Output every record word for word.

━━━━━ DATA ROWS ━━━━━

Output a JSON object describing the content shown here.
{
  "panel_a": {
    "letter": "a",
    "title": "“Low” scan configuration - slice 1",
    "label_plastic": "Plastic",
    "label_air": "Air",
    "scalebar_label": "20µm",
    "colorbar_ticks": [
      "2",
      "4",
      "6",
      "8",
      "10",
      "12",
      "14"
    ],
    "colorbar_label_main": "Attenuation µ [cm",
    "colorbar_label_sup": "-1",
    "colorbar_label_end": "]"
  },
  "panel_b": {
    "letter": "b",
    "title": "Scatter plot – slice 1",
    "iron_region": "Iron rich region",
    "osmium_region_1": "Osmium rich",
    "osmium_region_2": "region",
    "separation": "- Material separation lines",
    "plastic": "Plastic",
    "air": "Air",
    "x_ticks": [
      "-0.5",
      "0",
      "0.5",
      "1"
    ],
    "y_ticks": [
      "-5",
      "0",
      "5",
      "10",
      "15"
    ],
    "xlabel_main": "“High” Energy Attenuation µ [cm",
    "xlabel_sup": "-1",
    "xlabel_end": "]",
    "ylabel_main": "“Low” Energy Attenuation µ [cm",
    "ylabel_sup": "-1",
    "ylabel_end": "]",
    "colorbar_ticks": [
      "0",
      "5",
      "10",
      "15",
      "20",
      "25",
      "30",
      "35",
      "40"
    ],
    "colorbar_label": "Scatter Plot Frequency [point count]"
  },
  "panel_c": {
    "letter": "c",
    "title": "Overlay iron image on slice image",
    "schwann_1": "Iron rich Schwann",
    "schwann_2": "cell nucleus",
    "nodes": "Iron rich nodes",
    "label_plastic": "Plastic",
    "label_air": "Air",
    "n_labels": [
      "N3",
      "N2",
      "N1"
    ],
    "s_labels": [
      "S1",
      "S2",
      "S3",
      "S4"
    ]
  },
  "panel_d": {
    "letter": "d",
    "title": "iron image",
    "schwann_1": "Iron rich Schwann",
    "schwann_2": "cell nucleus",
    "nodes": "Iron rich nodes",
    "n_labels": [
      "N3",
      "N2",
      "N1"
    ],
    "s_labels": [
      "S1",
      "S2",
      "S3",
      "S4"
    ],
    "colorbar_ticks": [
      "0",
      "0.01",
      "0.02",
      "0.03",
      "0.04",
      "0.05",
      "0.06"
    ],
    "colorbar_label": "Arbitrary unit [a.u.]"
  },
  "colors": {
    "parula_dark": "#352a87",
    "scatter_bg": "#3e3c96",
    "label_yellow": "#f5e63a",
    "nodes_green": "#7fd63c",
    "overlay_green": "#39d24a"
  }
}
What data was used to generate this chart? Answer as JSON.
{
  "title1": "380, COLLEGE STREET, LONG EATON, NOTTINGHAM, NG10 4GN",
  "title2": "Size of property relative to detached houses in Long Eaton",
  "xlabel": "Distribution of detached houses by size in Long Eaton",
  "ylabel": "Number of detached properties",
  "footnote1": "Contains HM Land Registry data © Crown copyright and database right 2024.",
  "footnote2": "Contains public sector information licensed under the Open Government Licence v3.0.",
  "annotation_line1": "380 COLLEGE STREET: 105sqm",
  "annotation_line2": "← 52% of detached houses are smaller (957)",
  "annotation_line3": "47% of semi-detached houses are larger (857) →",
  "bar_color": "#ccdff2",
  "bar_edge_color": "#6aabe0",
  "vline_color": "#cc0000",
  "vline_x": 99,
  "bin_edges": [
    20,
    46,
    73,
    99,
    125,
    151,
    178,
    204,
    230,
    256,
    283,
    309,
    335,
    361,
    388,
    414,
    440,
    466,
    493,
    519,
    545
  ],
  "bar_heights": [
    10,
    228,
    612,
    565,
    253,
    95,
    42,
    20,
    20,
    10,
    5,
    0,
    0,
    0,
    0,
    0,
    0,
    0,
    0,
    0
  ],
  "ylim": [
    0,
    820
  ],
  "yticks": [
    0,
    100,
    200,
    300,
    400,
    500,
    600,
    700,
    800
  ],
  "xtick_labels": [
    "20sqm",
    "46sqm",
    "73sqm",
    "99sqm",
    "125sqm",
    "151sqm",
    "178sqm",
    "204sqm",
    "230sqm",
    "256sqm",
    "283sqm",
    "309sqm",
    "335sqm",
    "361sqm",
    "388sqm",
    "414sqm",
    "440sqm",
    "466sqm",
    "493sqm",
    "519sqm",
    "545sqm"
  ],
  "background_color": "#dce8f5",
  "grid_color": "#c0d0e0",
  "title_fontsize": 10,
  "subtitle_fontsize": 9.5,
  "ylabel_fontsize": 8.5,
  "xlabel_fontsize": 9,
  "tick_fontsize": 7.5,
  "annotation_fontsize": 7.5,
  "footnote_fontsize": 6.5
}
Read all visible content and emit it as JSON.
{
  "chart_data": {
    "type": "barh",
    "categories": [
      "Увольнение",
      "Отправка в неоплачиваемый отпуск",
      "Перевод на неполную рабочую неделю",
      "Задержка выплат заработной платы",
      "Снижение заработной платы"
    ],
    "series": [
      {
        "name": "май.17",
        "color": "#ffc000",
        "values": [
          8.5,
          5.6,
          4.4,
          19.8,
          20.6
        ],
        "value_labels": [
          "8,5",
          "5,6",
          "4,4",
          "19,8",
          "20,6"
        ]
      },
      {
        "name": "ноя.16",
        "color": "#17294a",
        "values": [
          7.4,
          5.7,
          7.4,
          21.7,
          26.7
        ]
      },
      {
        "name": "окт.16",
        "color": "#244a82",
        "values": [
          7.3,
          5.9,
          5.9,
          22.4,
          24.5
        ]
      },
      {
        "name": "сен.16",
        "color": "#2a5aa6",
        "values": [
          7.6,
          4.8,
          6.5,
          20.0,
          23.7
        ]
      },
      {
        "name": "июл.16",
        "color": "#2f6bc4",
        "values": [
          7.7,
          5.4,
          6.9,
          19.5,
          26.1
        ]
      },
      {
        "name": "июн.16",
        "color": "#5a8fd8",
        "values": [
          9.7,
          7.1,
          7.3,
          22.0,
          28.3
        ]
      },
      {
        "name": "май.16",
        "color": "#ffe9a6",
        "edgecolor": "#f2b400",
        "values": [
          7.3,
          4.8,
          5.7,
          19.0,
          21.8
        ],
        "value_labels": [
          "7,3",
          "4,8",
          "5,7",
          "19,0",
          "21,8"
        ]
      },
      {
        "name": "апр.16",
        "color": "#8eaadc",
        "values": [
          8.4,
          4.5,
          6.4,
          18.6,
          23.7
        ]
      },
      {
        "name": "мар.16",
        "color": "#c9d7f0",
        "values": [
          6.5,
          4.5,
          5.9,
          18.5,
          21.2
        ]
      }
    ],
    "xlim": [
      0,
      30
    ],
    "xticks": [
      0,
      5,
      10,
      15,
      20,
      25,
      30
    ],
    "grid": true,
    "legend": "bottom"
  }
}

━━━━━

→ TASK OUTPUT
Output a JSON object describing the content shown here.
{
  "panel_a": {
    "letter": "a",
    "title": "“Low” scan configuration - slice 1",
    "label_plastic": "Plastic",
    "label_air": "Air",
    "scalebar_label": "20µm",
    "colorbar_ticks": [
      "2",
      "4",
      "6",
      "8",
      "10",
      "12",
      "14"
    ],
    "colorbar_label_main": "Attenuation µ [cm",
    "colorbar_label_sup": "-1",
    "colorbar_label_end": "]"
  },
  "panel_b": {
    "letter": "b",
    "title": "Scatter plot – slice 1",
    "iron_region": "Iron rich region",
    "osmium_region_1": "Osmium rich",
    "osmium_region_2": "region",
    "separation": "- Material separation lines",
    "plastic": "Plastic",
    "air": "Air",
    "x_ticks": [
      "-0.5",
      "0",
      "0.5",
      "1"
    ],
    "y_ticks": [
      "-5",
      "0",
      "5",
      "10",
      "15"
    ],
    "xlabel_main": "“High” Energy Attenuation µ [cm",
    "xlabel_sup": "-1",
    "xlabel_end": "]",
    "ylabel_main": "“Low” Energy Attenuation µ [cm",
    "ylabel_sup": "-1",
    "ylabel_end": "]",
    "colorbar_ticks": [
      "0",
      "5",
      "10",
      "15",
      "20",
      "25",
      "30",
      "35",
      "40"
    ],
    "colorbar_label": "Scatter Plot Frequency [point count]"
  },
  "panel_c": {
    "letter": "c",
    "title": "Overlay iron image on slice image",
    "schwann_1": "Iron rich Schwann",
    "schwann_2": "cell nucleus",
    "nodes": "Iron rich nodes",
    "label_plastic": "Plastic",
    "label_air": "Air",
    "n_labels": [
      "N3",
      "N2",
      "N1"
    ],
    "s_labels": [
      "S1",
      "S2",
      "S3",
      "S4"
    ]
  },
  "panel_d": {
    "letter": "d",
    "title": "iron image",
    "schwann_1": "Iron rich Schwann",
    "schwann_2": "cell nucleus",
    "nodes": "Iron rich nodes",
    "n_labels": [
      "N3",
      "N2",
      "N1"
    ],
    "s_labels": [
      "S1",
      "S2",
      "S3",
      "S4"
    ],
    "colorbar_ticks": [
      "0",
      "0.01",
      "0.02",
      "0.03",
      "0.04",
      "0.05",
      "0.06"
    ],
    "colorbar_label": "Arbitrary unit [a.u.]"
  },
  "colors": {
    "parula_dark": "#352a87",
    "scatter_bg": "#3e3c96",
    "label_yellow": "#f5e63a",
    "nodes_green": "#7fd63c",
    "overlay_green": "#39d24a"
  }
}
What data was used to generate this chart? Answer as JSON.
{
  "title1": "380, COLLEGE STREET, LONG EATON, NOTTINGHAM, NG10 4GN",
  "title2": "Size of property relative to detached houses in Long Eaton",
  "xlabel": "Distribution of detached houses by size in Long Eaton",
  "ylabel": "Number of detached properties",
  "footnote1": "Contains HM Land Registry data © Crown copyright and database right 2024.",
  "footnote2": "Contains public sector information licensed under the Open Government Licence v3.0.",
  "annotation_line1": "380 COLLEGE STREET: 105sqm",
  "annotation_line2": "← 52% of detached houses are smaller (957)",
  "annotation_line3": "47% of semi-detached houses are larger (857) →",
  "bar_color": "#ccdff2",
  "bar_edge_color": "#6aabe0",
  "vline_color": "#cc0000",
  "vline_x": 99,
  "bin_edges": [
    20,
    46,
    73,
    99,
    125,
    151,
    178,
    204,
    230,
    256,
    283,
    309,
    335,
    361,
    388,
    414,
    440,
    466,
    493,
    519,
    545
  ],
  "bar_heights": [
    10,
    228,
    612,
    565,
    253,
    95,
    42,
    20,
    20,
    10,
    5,
    0,
    0,
    0,
    0,
    0,
    0,
    0,
    0,
    0
  ],
  "ylim": [
    0,
    820
  ],
  "yticks": [
    0,
    100,
    200,
    300,
    400,
    500,
    600,
    700,
    800
  ],
  "xtick_labels": [
    "20sqm",
    "46sqm",
    "73sqm",
    "99sqm",
    "125sqm",
    "151sqm",
    "178sqm",
    "204sqm",
    "230sqm",
    "256sqm",
    "283sqm",
    "309sqm",
    "335sqm",
    "361sqm",
    "388sqm",
    "414sqm",
    "440sqm",
    "466sqm",
    "493sqm",
    "519sqm",
    "545sqm"
  ],
  "background_color": "#dce8f5",
  "grid_color": "#c0d0e0",
  "title_fontsize": 10,
  "subtitle_fontsize": 9.5,
  "ylabel_fontsize": 8.5,
  "xlabel_fontsize": 9,
  "tick_fontsize": 7.5,
  "annotation_fontsize": 7.5,
  "footnote_fontsize": 6.5
}
Read all visible content and emit it as JSON.
{
  "chart_data": {
    "type": "barh",
    "categories": [
      "Увольнение",
      "Отправка в неоплачиваемый отпуск",
      "Перевод на неполную рабочую неделю",
      "Задержка выплат заработной платы",
      "Снижение заработной платы"
    ],
    "series": [
      {
        "name": "май.17",
        "color": "#ffc000",
        "values": [
          8.5,
          5.6,
          4.4,
          19.8,
          20.6
        ],
        "value_labels": [
          "8,5",
          "5,6",
          "4,4",
          "19,8",
          "20,6"
        ]
      },
      {
        "name": "ноя.16",
        "color": "#17294a",
        "values": [
          7.4,
          5.7,
          7.4,
          21.7,
          26.7
        ]
      },
      {
        "name": "окт.16",
        "color": "#244a82",
        "values": [
          7.3,
          5.9,
          5.9,
          22.4,
          24.5
        ]
      },
      {
        "name": "сен.16",
        "color": "#2a5aa6",
        "values": [
          7.6,
          4.8,
          6.5,
          20.0,
          23.7
        ]
      },
      {
        "name": "июл.16",
        "color": "#2f6bc4",
        "values": [
          7.7,
          5.4,
          6.9,
          19.5,
          26.1
        ]
      },
      {
        "name": "июн.16",
        "color": "#5a8fd8",
        "values": [
          9.7,
          7.1,
          7.3,
          22.0,
          28.3
        ]
      },
      {
        "name": "май.16",
        "color": "#ffe9a6",
        "edgecolor": "#f2b400",
        "values": [
          7.3,
          4.8,
          5.7,
          19.0,
          21.8
        ],
        "value_labels": [
          "7,3",
          "4,8",
          "5,7",
          "19,0",
          "21,8"
        ]
      },
      {
        "name": "апр.16",
        "color": "#8eaadc",
        "values": [
          8.4,
          4.5,
          6.4,
          18.6,
          23.7
        ]
      },
      {
        "name": "мар.16",
        "color": "#c9d7f0",
        "values": [
          6.5,
          4.5,
          5.9,
          18.5,
          21.2
        ]
      }
    ],
    "xlim": [
      0,
      30
    ],
    "xticks": [
      0,
      5,
      10,
      15,
      20,
      25,
      30
    ],
    "grid": true,
    "legend": "bottom"
  }
}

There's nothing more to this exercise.